START

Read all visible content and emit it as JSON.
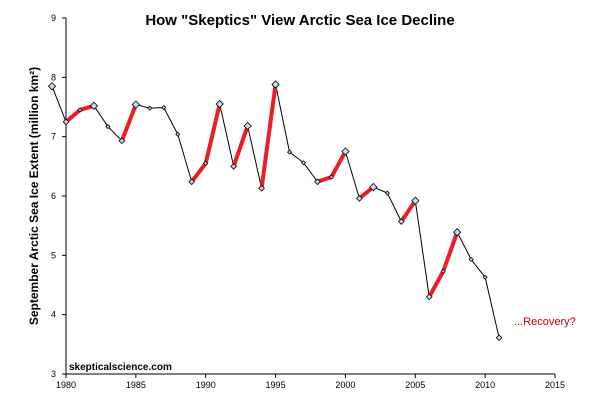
{
  "chart_data": {
    "type": "line",
    "title": "How \"Skeptics\" View Arctic Sea Ice Decline",
    "xlabel": "",
    "ylabel": "September Arctic Sea Ice Extent (million km²)",
    "xlim": [
      1980,
      2015
    ],
    "ylim": [
      3,
      9
    ],
    "x_ticks": [
      1980,
      1985,
      1990,
      1995,
      2000,
      2005,
      2010,
      2015
    ],
    "y_ticks": [
      3,
      4,
      5,
      6,
      7,
      8,
      9
    ],
    "grid": false,
    "series": [
      {
        "color": "#000000",
        "points": [
          [
            1979,
            7.85
          ],
          [
            1980,
            7.25
          ],
          [
            1981,
            7.45
          ],
          [
            1982,
            7.52
          ],
          [
            1983,
            7.17
          ],
          [
            1984,
            6.93
          ],
          [
            1985,
            7.54
          ],
          [
            1986,
            7.48
          ],
          [
            1987,
            7.49
          ],
          [
            1988,
            7.04
          ],
          [
            1989,
            6.24
          ],
          [
            1990,
            6.55
          ],
          [
            1991,
            7.55
          ],
          [
            1992,
            6.5
          ],
          [
            1993,
            7.18
          ],
          [
            1994,
            6.13
          ],
          [
            1995,
            7.88
          ],
          [
            1996,
            6.74
          ],
          [
            1997,
            6.56
          ],
          [
            1998,
            6.24
          ],
          [
            1999,
            6.32
          ],
          [
            2000,
            6.75
          ],
          [
            2001,
            5.96
          ],
          [
            2002,
            6.15
          ],
          [
            2003,
            6.05
          ],
          [
            2004,
            5.57
          ],
          [
            2005,
            5.92
          ],
          [
            2006,
            4.3
          ],
          [
            2007,
            4.73
          ],
          [
            2008,
            5.39
          ],
          [
            2009,
            4.93
          ],
          [
            2010,
            4.63
          ],
          [
            2011,
            3.61
          ]
        ]
      }
    ],
    "highlighted_segments": [
      [
        1980,
        1982
      ],
      [
        1984,
        1985
      ],
      [
        1989,
        1991
      ],
      [
        1992,
        1993
      ],
      [
        1994,
        1995
      ],
      [
        1998,
        2000
      ],
      [
        2001,
        2002
      ],
      [
        2004,
        2005
      ],
      [
        2006,
        2008
      ]
    ],
    "highlight_color": "#ee1c24",
    "marker_color": "#c6d9f1",
    "annotation": {
      "text": "...Recovery?",
      "color": "#cc0000"
    },
    "credit": "skepticalscience.com"
  }
}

END

= PROBLEM STATEMENT =
Find and copy each line above that includes the string "Arctic".

= EXPECTED ANSWER =
    "title": "How \"Skeptics\" View Arctic Sea Ice Decline",
    "ylabel": "September Arctic Sea Ice Extent (million km²)",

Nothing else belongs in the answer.